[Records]
━━━━━━━━

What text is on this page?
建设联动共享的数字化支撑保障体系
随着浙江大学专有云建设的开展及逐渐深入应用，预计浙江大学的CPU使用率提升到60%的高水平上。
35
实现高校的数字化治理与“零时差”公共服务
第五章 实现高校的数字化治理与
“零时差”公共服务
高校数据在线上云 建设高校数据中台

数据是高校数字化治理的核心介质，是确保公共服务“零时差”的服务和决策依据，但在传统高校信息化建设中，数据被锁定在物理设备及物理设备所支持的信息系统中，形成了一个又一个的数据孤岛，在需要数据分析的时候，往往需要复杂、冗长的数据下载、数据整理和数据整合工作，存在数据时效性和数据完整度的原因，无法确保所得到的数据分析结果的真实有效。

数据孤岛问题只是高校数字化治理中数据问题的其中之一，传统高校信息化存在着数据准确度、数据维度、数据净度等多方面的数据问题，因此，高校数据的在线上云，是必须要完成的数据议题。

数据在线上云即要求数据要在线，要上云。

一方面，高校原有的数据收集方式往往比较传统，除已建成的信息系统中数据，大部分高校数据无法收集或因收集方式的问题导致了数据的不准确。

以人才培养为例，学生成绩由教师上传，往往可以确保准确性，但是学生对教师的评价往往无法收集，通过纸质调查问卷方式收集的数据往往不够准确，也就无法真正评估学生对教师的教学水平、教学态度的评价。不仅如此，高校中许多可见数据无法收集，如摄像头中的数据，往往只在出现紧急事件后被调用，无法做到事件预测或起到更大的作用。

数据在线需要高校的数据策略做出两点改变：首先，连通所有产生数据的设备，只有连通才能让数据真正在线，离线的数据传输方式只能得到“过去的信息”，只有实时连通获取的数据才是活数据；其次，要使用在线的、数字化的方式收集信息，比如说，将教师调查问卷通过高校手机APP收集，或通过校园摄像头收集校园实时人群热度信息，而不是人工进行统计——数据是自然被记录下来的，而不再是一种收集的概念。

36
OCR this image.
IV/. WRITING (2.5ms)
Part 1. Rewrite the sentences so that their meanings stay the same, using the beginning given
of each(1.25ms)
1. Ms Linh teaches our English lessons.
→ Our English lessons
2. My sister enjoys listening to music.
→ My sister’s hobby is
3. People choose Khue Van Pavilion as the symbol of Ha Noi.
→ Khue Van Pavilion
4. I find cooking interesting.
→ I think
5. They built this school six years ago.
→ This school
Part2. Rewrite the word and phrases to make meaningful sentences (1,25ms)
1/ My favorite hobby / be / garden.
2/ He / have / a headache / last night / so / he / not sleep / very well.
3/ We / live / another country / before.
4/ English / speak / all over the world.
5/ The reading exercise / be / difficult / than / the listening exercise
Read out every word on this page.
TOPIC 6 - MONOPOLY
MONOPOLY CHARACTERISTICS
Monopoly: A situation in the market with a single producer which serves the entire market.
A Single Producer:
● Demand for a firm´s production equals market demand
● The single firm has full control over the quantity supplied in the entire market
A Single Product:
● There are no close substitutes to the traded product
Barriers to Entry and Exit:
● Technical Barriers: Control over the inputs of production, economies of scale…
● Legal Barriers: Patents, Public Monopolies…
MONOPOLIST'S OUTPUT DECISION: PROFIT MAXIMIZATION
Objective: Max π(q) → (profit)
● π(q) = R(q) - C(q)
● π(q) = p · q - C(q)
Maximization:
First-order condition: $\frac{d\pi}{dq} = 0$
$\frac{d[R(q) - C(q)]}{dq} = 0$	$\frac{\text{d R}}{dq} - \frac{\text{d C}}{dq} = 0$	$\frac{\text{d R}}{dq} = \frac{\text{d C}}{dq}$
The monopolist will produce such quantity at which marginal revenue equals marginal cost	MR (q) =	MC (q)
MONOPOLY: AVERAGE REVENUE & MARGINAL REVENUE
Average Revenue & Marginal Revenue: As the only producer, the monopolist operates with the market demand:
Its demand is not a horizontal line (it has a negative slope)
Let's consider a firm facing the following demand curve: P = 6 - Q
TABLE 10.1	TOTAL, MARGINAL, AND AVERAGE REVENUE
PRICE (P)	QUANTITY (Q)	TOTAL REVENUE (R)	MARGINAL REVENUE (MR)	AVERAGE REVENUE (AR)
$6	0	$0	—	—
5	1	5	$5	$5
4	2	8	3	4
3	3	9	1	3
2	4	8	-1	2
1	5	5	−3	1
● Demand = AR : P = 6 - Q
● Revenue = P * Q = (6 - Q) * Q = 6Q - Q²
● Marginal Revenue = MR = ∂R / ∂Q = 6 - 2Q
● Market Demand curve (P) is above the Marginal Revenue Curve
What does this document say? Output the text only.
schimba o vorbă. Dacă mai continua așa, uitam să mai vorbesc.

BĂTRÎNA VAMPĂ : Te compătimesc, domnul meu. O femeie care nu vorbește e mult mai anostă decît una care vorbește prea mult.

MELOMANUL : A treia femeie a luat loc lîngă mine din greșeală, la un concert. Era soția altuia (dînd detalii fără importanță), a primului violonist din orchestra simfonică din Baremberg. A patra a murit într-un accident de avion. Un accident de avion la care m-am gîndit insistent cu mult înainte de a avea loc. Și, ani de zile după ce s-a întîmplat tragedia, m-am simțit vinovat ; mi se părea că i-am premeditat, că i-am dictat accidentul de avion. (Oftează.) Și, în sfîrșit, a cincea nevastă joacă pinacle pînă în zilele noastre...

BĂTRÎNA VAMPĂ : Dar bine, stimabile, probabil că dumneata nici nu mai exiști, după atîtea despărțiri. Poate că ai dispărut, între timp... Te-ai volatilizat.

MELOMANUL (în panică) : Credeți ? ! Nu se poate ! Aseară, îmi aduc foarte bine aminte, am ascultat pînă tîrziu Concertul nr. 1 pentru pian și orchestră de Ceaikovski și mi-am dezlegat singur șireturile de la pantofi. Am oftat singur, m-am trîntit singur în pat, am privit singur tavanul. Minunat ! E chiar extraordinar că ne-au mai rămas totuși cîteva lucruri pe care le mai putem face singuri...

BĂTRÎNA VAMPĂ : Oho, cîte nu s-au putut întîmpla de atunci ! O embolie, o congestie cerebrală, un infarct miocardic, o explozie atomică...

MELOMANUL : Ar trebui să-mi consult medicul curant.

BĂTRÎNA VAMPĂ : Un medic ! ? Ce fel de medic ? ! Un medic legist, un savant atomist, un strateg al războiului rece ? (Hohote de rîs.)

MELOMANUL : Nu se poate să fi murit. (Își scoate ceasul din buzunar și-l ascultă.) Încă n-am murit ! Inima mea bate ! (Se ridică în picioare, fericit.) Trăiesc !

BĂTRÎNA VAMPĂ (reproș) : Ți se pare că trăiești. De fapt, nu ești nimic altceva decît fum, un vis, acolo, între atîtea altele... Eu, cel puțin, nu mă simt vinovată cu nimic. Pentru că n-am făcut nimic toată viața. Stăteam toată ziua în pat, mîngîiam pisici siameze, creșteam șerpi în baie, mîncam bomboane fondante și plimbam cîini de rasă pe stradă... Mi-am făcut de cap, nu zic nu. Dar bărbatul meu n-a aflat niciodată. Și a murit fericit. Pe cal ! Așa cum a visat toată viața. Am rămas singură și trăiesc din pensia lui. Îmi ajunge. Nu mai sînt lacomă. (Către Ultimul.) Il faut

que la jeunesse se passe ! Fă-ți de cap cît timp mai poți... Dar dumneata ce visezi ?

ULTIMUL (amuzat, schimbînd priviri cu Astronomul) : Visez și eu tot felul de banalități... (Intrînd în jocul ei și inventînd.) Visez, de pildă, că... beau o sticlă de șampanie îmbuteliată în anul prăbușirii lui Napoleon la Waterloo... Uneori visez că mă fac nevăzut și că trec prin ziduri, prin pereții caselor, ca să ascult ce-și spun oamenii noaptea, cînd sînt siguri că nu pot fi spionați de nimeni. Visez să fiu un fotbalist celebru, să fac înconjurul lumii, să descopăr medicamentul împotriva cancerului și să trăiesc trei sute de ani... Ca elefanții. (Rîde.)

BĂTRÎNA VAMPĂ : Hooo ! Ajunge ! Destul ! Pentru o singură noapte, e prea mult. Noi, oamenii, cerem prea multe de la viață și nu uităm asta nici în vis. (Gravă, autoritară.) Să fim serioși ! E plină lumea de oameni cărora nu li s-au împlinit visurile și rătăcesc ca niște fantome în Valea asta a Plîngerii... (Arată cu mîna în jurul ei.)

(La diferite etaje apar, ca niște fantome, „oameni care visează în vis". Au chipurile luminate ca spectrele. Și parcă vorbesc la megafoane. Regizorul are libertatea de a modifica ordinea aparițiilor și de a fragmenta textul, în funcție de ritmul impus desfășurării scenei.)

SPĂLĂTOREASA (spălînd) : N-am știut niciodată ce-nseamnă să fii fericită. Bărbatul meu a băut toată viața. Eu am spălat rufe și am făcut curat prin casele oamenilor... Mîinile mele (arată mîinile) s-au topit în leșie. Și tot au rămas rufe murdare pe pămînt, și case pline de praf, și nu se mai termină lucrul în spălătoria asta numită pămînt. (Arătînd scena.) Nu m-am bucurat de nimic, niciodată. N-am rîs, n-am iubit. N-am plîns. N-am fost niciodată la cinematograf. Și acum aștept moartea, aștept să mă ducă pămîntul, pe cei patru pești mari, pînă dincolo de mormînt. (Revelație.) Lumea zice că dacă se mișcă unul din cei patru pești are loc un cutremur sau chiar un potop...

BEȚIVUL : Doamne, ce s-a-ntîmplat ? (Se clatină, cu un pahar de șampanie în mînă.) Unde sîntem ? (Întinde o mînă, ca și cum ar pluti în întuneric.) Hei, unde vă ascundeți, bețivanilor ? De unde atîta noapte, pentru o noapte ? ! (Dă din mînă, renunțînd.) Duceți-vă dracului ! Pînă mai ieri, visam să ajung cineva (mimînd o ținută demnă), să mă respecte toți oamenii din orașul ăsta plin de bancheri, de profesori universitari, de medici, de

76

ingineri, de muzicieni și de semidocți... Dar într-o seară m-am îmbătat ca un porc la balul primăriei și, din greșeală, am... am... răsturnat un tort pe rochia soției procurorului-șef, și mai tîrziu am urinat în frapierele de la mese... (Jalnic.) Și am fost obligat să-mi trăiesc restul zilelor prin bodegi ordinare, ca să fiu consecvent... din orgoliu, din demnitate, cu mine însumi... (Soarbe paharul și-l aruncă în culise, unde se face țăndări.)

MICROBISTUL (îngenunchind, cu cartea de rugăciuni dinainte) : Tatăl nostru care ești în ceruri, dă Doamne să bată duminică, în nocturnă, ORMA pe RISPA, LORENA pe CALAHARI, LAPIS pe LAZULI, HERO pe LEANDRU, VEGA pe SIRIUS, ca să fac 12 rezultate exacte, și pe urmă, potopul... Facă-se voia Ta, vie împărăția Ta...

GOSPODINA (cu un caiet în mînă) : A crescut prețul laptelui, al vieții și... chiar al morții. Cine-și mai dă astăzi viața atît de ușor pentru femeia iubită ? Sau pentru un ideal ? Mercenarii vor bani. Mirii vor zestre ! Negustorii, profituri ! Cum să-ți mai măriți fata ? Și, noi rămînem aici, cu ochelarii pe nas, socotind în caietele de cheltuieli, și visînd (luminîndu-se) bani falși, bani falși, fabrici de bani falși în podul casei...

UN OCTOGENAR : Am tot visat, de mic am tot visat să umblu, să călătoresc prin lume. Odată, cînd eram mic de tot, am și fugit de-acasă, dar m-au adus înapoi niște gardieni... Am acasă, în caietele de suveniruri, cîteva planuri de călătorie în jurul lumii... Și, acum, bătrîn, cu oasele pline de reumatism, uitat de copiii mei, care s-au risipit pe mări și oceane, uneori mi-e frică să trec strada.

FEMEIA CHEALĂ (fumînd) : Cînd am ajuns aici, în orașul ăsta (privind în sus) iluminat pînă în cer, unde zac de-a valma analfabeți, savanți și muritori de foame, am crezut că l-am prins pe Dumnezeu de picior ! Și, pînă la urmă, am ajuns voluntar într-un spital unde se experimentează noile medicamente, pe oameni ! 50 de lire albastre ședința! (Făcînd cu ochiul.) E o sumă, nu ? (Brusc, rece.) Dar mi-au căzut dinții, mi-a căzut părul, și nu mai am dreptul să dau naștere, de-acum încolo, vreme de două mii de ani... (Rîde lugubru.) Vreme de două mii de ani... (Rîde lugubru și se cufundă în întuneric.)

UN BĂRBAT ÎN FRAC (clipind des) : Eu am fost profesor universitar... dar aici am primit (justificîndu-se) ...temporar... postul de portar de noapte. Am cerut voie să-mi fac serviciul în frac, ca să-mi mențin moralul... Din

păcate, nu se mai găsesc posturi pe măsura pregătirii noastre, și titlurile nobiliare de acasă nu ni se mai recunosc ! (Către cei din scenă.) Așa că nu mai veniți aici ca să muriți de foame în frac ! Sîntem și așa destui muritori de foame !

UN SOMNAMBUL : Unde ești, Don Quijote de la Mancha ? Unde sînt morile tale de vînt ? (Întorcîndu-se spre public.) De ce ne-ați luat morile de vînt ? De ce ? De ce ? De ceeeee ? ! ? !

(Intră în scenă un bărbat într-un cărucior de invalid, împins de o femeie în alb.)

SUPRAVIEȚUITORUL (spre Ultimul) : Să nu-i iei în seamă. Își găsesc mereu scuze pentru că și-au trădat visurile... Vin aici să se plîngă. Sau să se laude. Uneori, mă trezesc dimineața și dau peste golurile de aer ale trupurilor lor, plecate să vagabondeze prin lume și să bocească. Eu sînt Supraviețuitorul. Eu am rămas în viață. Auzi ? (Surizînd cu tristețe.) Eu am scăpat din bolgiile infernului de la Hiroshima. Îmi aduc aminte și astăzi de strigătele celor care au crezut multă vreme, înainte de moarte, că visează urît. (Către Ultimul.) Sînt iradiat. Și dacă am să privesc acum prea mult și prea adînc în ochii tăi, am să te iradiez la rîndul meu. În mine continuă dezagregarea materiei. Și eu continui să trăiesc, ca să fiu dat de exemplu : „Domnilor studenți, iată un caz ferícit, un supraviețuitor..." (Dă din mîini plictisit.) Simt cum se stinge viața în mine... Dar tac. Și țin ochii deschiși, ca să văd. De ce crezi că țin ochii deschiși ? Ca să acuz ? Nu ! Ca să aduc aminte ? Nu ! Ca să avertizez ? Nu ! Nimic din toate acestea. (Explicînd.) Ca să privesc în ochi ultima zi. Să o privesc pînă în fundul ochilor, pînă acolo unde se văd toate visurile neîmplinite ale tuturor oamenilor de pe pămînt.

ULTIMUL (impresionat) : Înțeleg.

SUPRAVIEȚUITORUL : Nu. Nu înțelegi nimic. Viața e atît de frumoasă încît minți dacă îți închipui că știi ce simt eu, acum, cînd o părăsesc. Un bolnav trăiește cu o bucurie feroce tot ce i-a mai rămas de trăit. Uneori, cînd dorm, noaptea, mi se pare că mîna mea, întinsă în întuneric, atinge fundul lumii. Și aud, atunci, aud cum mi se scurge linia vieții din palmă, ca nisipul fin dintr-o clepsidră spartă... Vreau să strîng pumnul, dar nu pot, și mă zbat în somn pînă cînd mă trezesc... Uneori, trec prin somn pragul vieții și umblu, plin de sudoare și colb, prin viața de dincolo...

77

━━━━━━━━

TASK INSTRUCTIONS = Check each line of the material above for "tîrziu" and say how many lines contain it, giving the number alone.

THE REPLY = 2